-- start of ROWS --

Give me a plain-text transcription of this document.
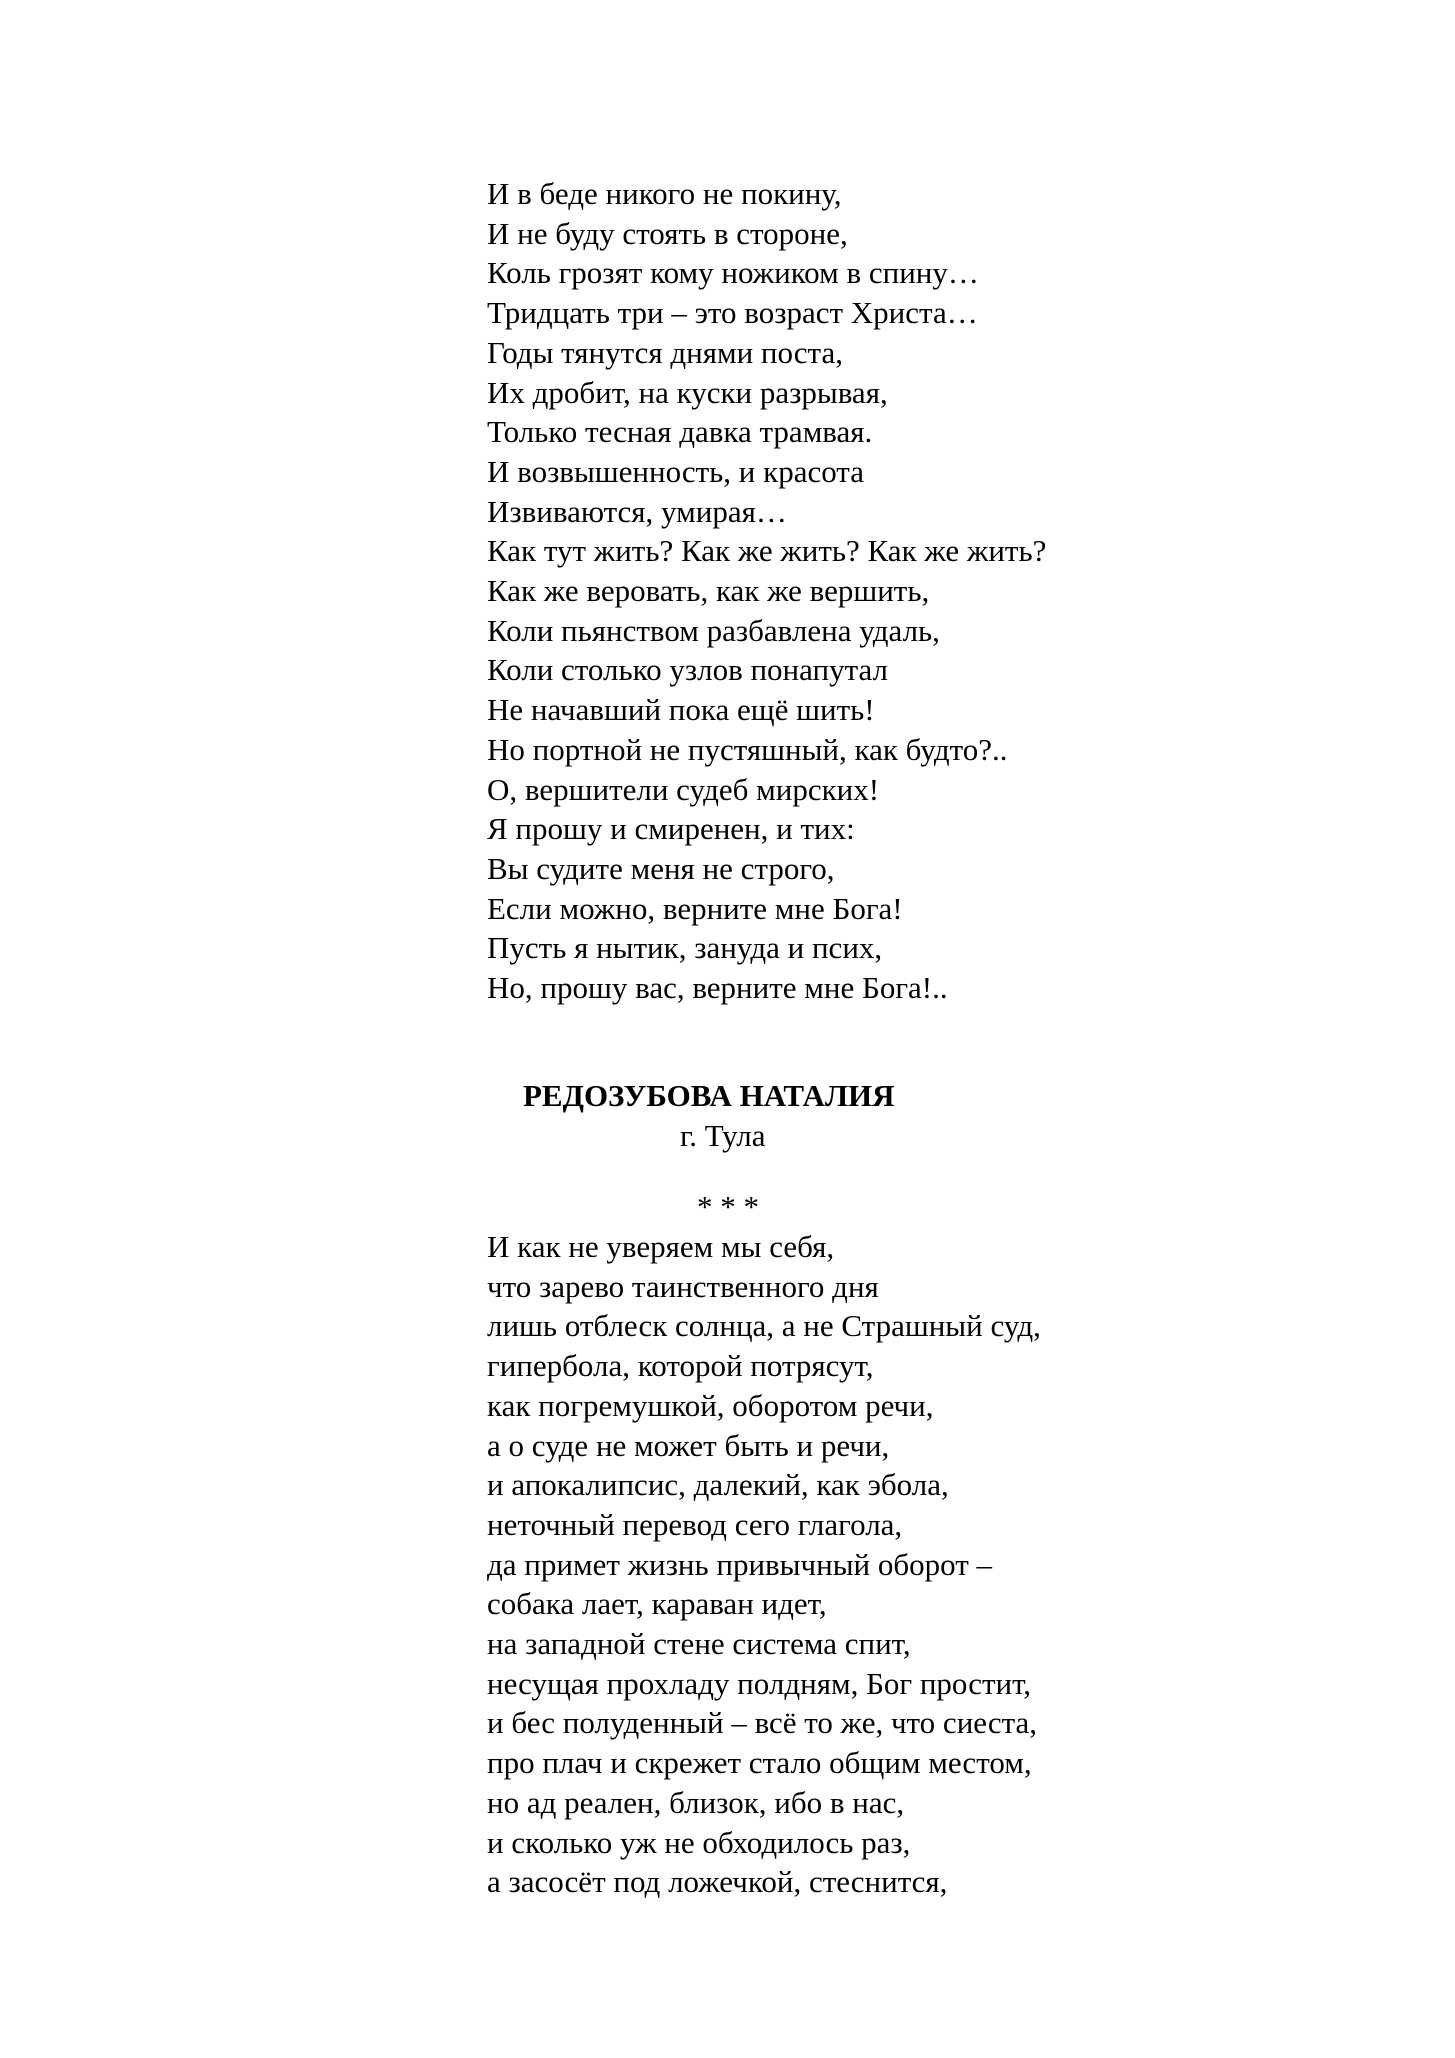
И в беде никого не покину,
И не буду стоять в стороне,
Коль грозят кому ножиком в спину…
Тридцать три – это возраст Христа…
Годы тянутся днями поста,
Их дробит, на куски разрывая,
Только тесная давка трамвая.
И возвышенность, и красота
Извиваются, умирая…
Как тут жить? Как же жить? Как же жить?
Как же веровать, как же вершить,
Коли пьянством разбавлена удаль,
Коли столько узлов понапутал
Не начавший пока ещё шить!
Но портной не пустяшный, как будто?..
О, вершители судеб мирских!
Я прошу и смиренен, и тих:
Вы судите меня не строго,
Если можно, верните мне Бога!
Пусть я нытик, зануда и псих,
Но, прошу вас, верните мне Бога!..
РЕДОЗУБОВА НАТАЛИЯ
г. Тула
* * *
И как не уверяем мы себя,
что зарево таинственного дня
лишь отблеск солнца, а не Страшный суд,
гипербола, которой потрясут,
как погремушкой, оборотом речи,
а о суде не может быть и речи,
и апокалипсис, далекий, как эбола,
неточный перевод сего глагола,
да примет жизнь привычный оборот –
собака лает, караван идет,
на западной стене система спит,
несущая прохладу полдням, Бог простит,
и бес полуденный – всё то же, что сиеста,
про плач и скрежет стало общим местом,
но ад реален, близок, ибо в нас,
и сколько уж не обходилось раз,
а засосёт под ложечкой, стеснится,
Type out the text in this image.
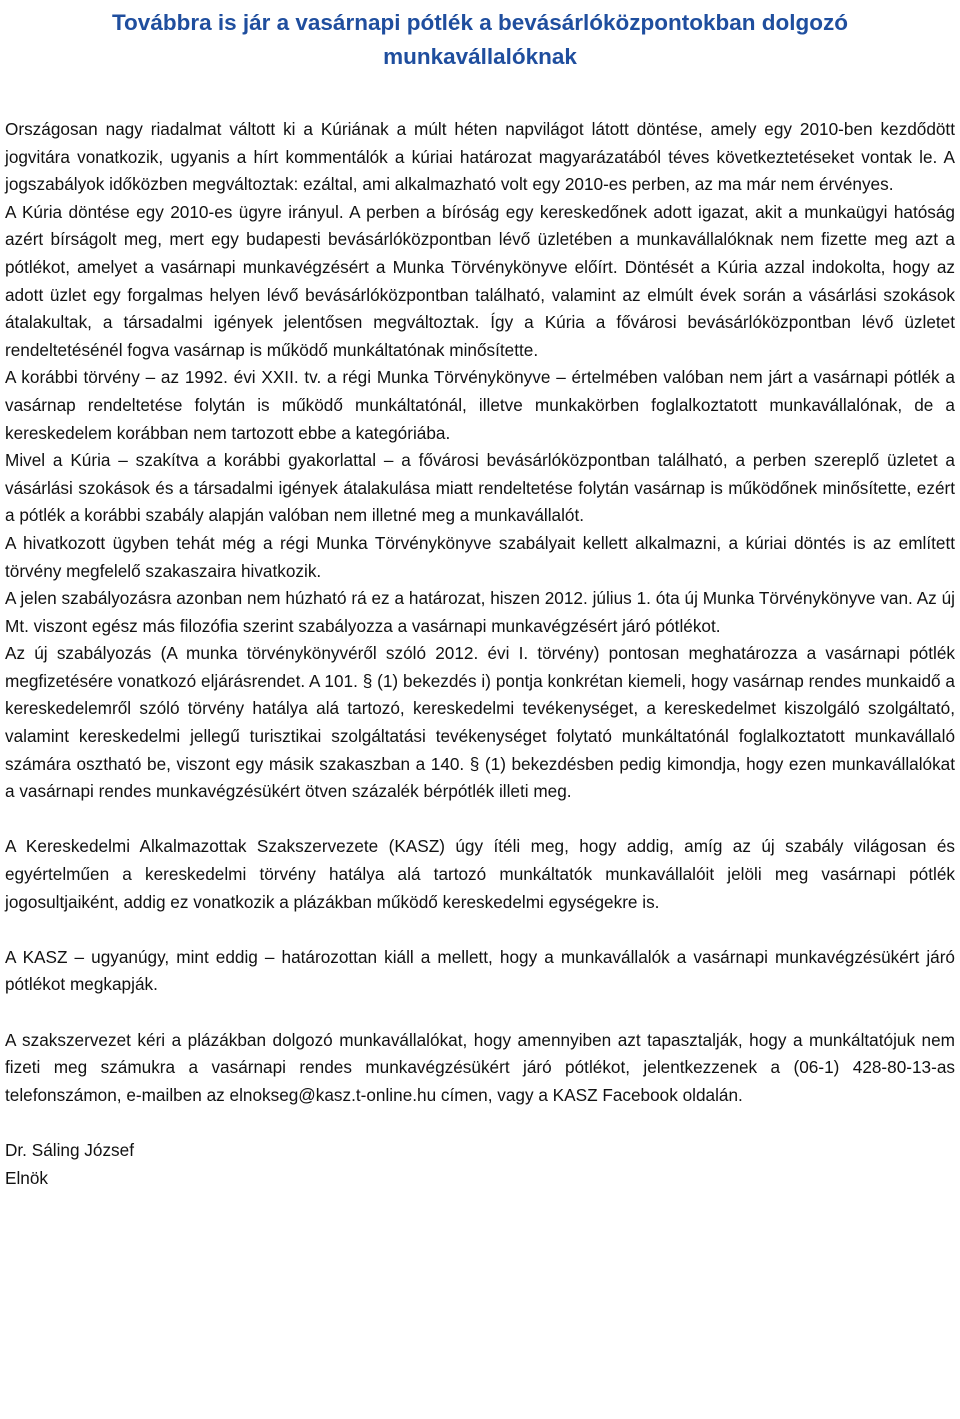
Továbbra is jár a vasárnapi pótlék a bevásárlóközpontokban dolgozó
munkavállalóknak

Országosan nagy riadalmat váltott ki a Kúriának a múlt héten napvilágot látott döntése, amely egy 2010-ben kezdődött jogvitára vonatkozik, ugyanis a hírt kommentálók a kúriai határozat magyarázatából téves következtetéseket vontak le. A jogszabályok időközben megváltoztak: ezáltal, ami alkalmazható volt egy 2010-es perben, az ma már nem érvényes.

A Kúria döntése egy 2010-es ügyre irányul. A perben a bíróság egy kereskedőnek adott igazat, akit a munkaügyi hatóság azért bírságolt meg, mert egy budapesti bevásárlóközpontban lévő üzletében a munkavállalóknak nem fizette meg azt a pótlékot, amelyet a vasárnapi munkavégzésért a Munka Törvénykönyve előírt. Döntését a Kúria azzal indokolta, hogy az adott üzlet egy forgalmas helyen lévő bevásárlóközpontban található, valamint az elmúlt évek során a vásárlási szokások átalakultak, a társadalmi igények jelentősen megváltoztak. Így a Kúria a fővárosi bevásárlóközpontban lévő üzletet rendeltetésénél fogva vasárnap is működő munkáltatónak minősítette.

A korábbi törvény – az 1992. évi XXII. tv. a régi Munka Törvénykönyve – értelmében valóban nem járt a vasárnapi pótlék a vasárnap rendeltetése folytán is működő munkáltatónál, illetve munkakörben foglalkoztatott munkavállalónak, de a kereskedelem korábban nem tartozott ebbe a kategóriába.

Mivel a Kúria – szakítva a korábbi gyakorlattal – a fővárosi bevásárlóközpontban található, a perben szereplő üzletet a vásárlási szokások és a társadalmi igények átalakulása miatt rendeltetése folytán vasárnap is működőnek minősítette, ezért a pótlék a korábbi szabály alapján valóban nem illetné meg a munkavállalót.

A hivatkozott ügyben tehát még a régi Munka Törvénykönyve szabályait kellett alkalmazni, a kúriai döntés is az említett törvény megfelelő szakaszaira hivatkozik.

A jelen szabályozásra azonban nem húzható rá ez a határozat, hiszen 2012. július 1. óta új Munka Törvénykönyve van. Az új Mt. viszont egész más filozófia szerint szabályozza a vasárnapi munkavégzésért járó pótlékot.

Az új szabályozás (A munka törvénykönyvéről szóló 2012. évi I. törvény) pontosan meghatározza a vasárnapi pótlék megfizetésére vonatkozó eljárásrendet. A 101. § (1) bekezdés i) pontja konkrétan kiemeli, hogy vasárnap rendes munkaidő a kereskedelemről szóló törvény hatálya alá tartozó, kereskedelmi tevékenységet, a kereskedelmet kiszolgáló szolgáltató, valamint kereskedelmi jellegű turisztikai szolgáltatási tevékenységet folytató munkáltatónál foglalkoztatott munkavállaló számára osztható be, viszont egy másik szakaszban a 140. § (1) bekezdésben pedig kimondja, hogy ezen munkavállalókat a vasárnapi rendes munkavégzésükért ötven százalék bérpótlék illeti meg.

A Kereskedelmi Alkalmazottak Szakszervezete (KASZ) úgy ítéli meg, hogy addig, amíg az új szabály világosan és egyértelműen a kereskedelmi törvény hatálya alá tartozó munkáltatók munkavállalóit jelöli meg vasárnapi pótlék jogosultjaiként, addig ez vonatkozik a plázákban működő kereskedelmi egységekre is.

A KASZ – ugyanúgy, mint eddig – határozottan kiáll a mellett, hogy a munkavállalók a vasárnapi munkavégzésükért járó pótlékot megkapják.

A szakszervezet kéri a plázákban dolgozó munkavállalókat, hogy amennyiben azt tapasztalják, hogy a munkáltatójuk nem fizeti meg számukra a vasárnapi rendes munkavégzésükért járó pótlékot, jelentkezzenek a (06-1) 428-80-13-as telefonszámon, e-mailben az elnokseg@kasz.t-online.hu címen, vagy a KASZ Facebook oldalán.

Dr. Sáling József

Elnök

-- end of ROWS --

[GIVEN INSTRUCTION] Your copy should hold every record word for word and none of the pictures.

[EXPECTED ANSWER]
Give me a plain-text transcription of this document.
И в беде никого не покину,
И не буду стоять в стороне,
Коль грозят кому ножиком в спину…
Тридцать три – это возраст Христа…
Годы тянутся днями поста,
Их дробит, на куски разрывая,
Только тесная давка трамвая.
И возвышенность, и красота
Извиваются, умирая…
Как тут жить? Как же жить? Как же жить?
Как же веровать, как же вершить,
Коли пьянством разбавлена удаль,
Коли столько узлов понапутал
Не начавший пока ещё шить!
Но портной не пустяшный, как будто?..
О, вершители судеб мирских!
Я прошу и смиренен, и тих:
Вы судите меня не строго,
Если можно, верните мне Бога!
Пусть я нытик, зануда и псих,
Но, прошу вас, верните мне Бога!..
РЕДОЗУБОВА НАТАЛИЯ
г. Тула
* * *
И как не уверяем мы себя,
что зарево таинственного дня
лишь отблеск солнца, а не Страшный суд,
гипербола, которой потрясут,
как погремушкой, оборотом речи,
а о суде не может быть и речи,
и апокалипсис, далекий, как эбола,
неточный перевод сего глагола,
да примет жизнь привычный оборот –
собака лает, караван идет,
на западной стене система спит,
несущая прохладу полдням, Бог простит,
и бес полуденный – всё то же, что сиеста,
про плач и скрежет стало общим местом,
но ад реален, близок, ибо в нас,
и сколько уж не обходилось раз,
а засосёт под ложечкой, стеснится,
Type out the text in this image.
Továbbra is jár a vasárnapi pótlék a bevásárlóközpontokban dolgozó
munkavállalóknak

Országosan nagy riadalmat váltott ki a Kúriának a múlt héten napvilágot látott döntése, amely egy 2010-ben kezdődött jogvitára vonatkozik, ugyanis a hírt kommentálók a kúriai határozat magyarázatából téves következtetéseket vontak le. A jogszabályok időközben megváltoztak: ezáltal, ami alkalmazható volt egy 2010-es perben, az ma már nem érvényes.

A Kúria döntése egy 2010-es ügyre irányul. A perben a bíróság egy kereskedőnek adott igazat, akit a munkaügyi hatóság azért bírságolt meg, mert egy budapesti bevásárlóközpontban lévő üzletében a munkavállalóknak nem fizette meg azt a pótlékot, amelyet a vasárnapi munkavégzésért a Munka Törvénykönyve előírt. Döntését a Kúria azzal indokolta, hogy az adott üzlet egy forgalmas helyen lévő bevásárlóközpontban található, valamint az elmúlt évek során a vásárlási szokások átalakultak, a társadalmi igények jelentősen megváltoztak. Így a Kúria a fővárosi bevásárlóközpontban lévő üzletet rendeltetésénél fogva vasárnap is működő munkáltatónak minősítette.

A korábbi törvény – az 1992. évi XXII. tv. a régi Munka Törvénykönyve – értelmében valóban nem járt a vasárnapi pótlék a vasárnap rendeltetése folytán is működő munkáltatónál, illetve munkakörben foglalkoztatott munkavállalónak, de a kereskedelem korábban nem tartozott ebbe a kategóriába.

Mivel a Kúria – szakítva a korábbi gyakorlattal – a fővárosi bevásárlóközpontban található, a perben szereplő üzletet a vásárlási szokások és a társadalmi igények átalakulása miatt rendeltetése folytán vasárnap is működőnek minősítette, ezért a pótlék a korábbi szabály alapján valóban nem illetné meg a munkavállalót.

A hivatkozott ügyben tehát még a régi Munka Törvénykönyve szabályait kellett alkalmazni, a kúriai döntés is az említett törvény megfelelő szakaszaira hivatkozik.

A jelen szabályozásra azonban nem húzható rá ez a határozat, hiszen 2012. július 1. óta új Munka Törvénykönyve van. Az új Mt. viszont egész más filozófia szerint szabályozza a vasárnapi munkavégzésért járó pótlékot.

Az új szabályozás (A munka törvénykönyvéről szóló 2012. évi I. törvény) pontosan meghatározza a vasárnapi pótlék megfizetésére vonatkozó eljárásrendet. A 101. § (1) bekezdés i) pontja konkrétan kiemeli, hogy vasárnap rendes munkaidő a kereskedelemről szóló törvény hatálya alá tartozó, kereskedelmi tevékenységet, a kereskedelmet kiszolgáló szolgáltató, valamint kereskedelmi jellegű turisztikai szolgáltatási tevékenységet folytató munkáltatónál foglalkoztatott munkavállaló számára osztható be, viszont egy másik szakaszban a 140. § (1) bekezdésben pedig kimondja, hogy ezen munkavállalókat a vasárnapi rendes munkavégzésükért ötven százalék bérpótlék illeti meg.

A Kereskedelmi Alkalmazottak Szakszervezete (KASZ) úgy ítéli meg, hogy addig, amíg az új szabály világosan és egyértelműen a kereskedelmi törvény hatálya alá tartozó munkáltatók munkavállalóit jelöli meg vasárnapi pótlék jogosultjaiként, addig ez vonatkozik a plázákban működő kereskedelmi egységekre is.

A KASZ – ugyanúgy, mint eddig – határozottan kiáll a mellett, hogy a munkavállalók a vasárnapi munkavégzésükért járó pótlékot megkapják.

A szakszervezet kéri a plázákban dolgozó munkavállalókat, hogy amennyiben azt tapasztalják, hogy a munkáltatójuk nem fizeti meg számukra a vasárnapi rendes munkavégzésükért járó pótlékot, jelentkezzenek a (06-1) 428-80-13-as telefonszámon, e-mailben az elnokseg@kasz.t-online.hu címen, vagy a KASZ Facebook oldalán.

Dr. Sáling József

Elnök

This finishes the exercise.